··· Data for the task ···

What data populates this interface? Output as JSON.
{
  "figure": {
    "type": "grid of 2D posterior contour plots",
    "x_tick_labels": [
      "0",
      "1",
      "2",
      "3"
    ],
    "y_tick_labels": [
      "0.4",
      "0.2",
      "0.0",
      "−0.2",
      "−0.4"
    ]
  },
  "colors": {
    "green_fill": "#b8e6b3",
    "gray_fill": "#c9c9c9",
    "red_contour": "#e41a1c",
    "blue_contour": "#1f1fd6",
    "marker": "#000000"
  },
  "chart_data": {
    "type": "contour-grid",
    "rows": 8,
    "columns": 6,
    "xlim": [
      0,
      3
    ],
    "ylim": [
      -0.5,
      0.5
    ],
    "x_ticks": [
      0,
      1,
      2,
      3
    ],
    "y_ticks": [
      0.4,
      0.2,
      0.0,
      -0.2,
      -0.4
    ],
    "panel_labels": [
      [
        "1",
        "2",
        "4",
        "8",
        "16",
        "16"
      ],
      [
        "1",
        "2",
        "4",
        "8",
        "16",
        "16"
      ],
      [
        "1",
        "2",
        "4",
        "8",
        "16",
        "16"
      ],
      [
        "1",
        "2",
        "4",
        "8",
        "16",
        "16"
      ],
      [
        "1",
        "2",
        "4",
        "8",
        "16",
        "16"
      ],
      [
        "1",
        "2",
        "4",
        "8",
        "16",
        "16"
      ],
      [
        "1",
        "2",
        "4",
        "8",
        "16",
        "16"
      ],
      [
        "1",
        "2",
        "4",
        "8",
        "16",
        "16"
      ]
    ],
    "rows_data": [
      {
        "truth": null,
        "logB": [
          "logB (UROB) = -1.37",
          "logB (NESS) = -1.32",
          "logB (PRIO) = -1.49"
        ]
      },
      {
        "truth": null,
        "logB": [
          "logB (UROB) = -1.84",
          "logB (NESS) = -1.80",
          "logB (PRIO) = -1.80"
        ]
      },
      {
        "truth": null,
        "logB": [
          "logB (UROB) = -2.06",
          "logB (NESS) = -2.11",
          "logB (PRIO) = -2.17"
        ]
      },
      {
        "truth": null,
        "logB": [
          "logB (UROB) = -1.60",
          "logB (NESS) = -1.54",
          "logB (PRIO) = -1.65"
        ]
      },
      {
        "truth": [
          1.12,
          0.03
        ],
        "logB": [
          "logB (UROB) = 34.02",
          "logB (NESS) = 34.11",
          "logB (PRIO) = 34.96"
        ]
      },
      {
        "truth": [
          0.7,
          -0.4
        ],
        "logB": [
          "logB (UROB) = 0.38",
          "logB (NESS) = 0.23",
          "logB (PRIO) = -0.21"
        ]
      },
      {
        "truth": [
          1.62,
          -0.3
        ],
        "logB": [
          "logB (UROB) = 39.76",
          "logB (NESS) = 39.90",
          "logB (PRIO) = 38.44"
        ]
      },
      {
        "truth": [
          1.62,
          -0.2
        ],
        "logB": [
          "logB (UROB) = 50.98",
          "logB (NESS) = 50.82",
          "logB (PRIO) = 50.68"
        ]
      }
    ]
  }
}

···

The listing above should be transcribed in full, exactly as written.

Solution:
What data populates this interface? Output as JSON.
{
  "figure": {
    "type": "grid of 2D posterior contour plots",
    "x_tick_labels": [
      "0",
      "1",
      "2",
      "3"
    ],
    "y_tick_labels": [
      "0.4",
      "0.2",
      "0.0",
      "−0.2",
      "−0.4"
    ]
  },
  "colors": {
    "green_fill": "#b8e6b3",
    "gray_fill": "#c9c9c9",
    "red_contour": "#e41a1c",
    "blue_contour": "#1f1fd6",
    "marker": "#000000"
  },
  "chart_data": {
    "type": "contour-grid",
    "rows": 8,
    "columns": 6,
    "xlim": [
      0,
      3
    ],
    "ylim": [
      -0.5,
      0.5
    ],
    "x_ticks": [
      0,
      1,
      2,
      3
    ],
    "y_ticks": [
      0.4,
      0.2,
      0.0,
      -0.2,
      -0.4
    ],
    "panel_labels": [
      [
        "1",
        "2",
        "4",
        "8",
        "16",
        "16"
      ],
      [
        "1",
        "2",
        "4",
        "8",
        "16",
        "16"
      ],
      [
        "1",
        "2",
        "4",
        "8",
        "16",
        "16"
      ],
      [
        "1",
        "2",
        "4",
        "8",
        "16",
        "16"
      ],
      [
        "1",
        "2",
        "4",
        "8",
        "16",
        "16"
      ],
      [
        "1",
        "2",
        "4",
        "8",
        "16",
        "16"
      ],
      [
        "1",
        "2",
        "4",
        "8",
        "16",
        "16"
      ],
      [
        "1",
        "2",
        "4",
        "8",
        "16",
        "16"
      ]
    ],
    "rows_data": [
      {
        "truth": null,
        "logB": [
          "logB (UROB) = -1.37",
          "logB (NESS) = -1.32",
          "logB (PRIO) = -1.49"
        ]
      },
      {
        "truth": null,
        "logB": [
          "logB (UROB) = -1.84",
          "logB (NESS) = -1.80",
          "logB (PRIO) = -1.80"
        ]
      },
      {
        "truth": null,
        "logB": [
          "logB (UROB) = -2.06",
          "logB (NESS) = -2.11",
          "logB (PRIO) = -2.17"
        ]
      },
      {
        "truth": null,
        "logB": [
          "logB (UROB) = -1.60",
          "logB (NESS) = -1.54",
          "logB (PRIO) = -1.65"
        ]
      },
      {
        "truth": [
          1.12,
          0.03
        ],
        "logB": [
          "logB (UROB) = 34.02",
          "logB (NESS) = 34.11",
          "logB (PRIO) = 34.96"
        ]
      },
      {
        "truth": [
          0.7,
          -0.4
        ],
        "logB": [
          "logB (UROB) = 0.38",
          "logB (NESS) = 0.23",
          "logB (PRIO) = -0.21"
        ]
      },
      {
        "truth": [
          1.62,
          -0.3
        ],
        "logB": [
          "logB (UROB) = 39.76",
          "logB (NESS) = 39.90",
          "logB (PRIO) = 38.44"
        ]
      },
      {
        "truth": [
          1.62,
          -0.2
        ],
        "logB": [
          "logB (UROB) = 50.98",
          "logB (NESS) = 50.82",
          "logB (PRIO) = 50.68"
        ]
      }
    ]
  }
}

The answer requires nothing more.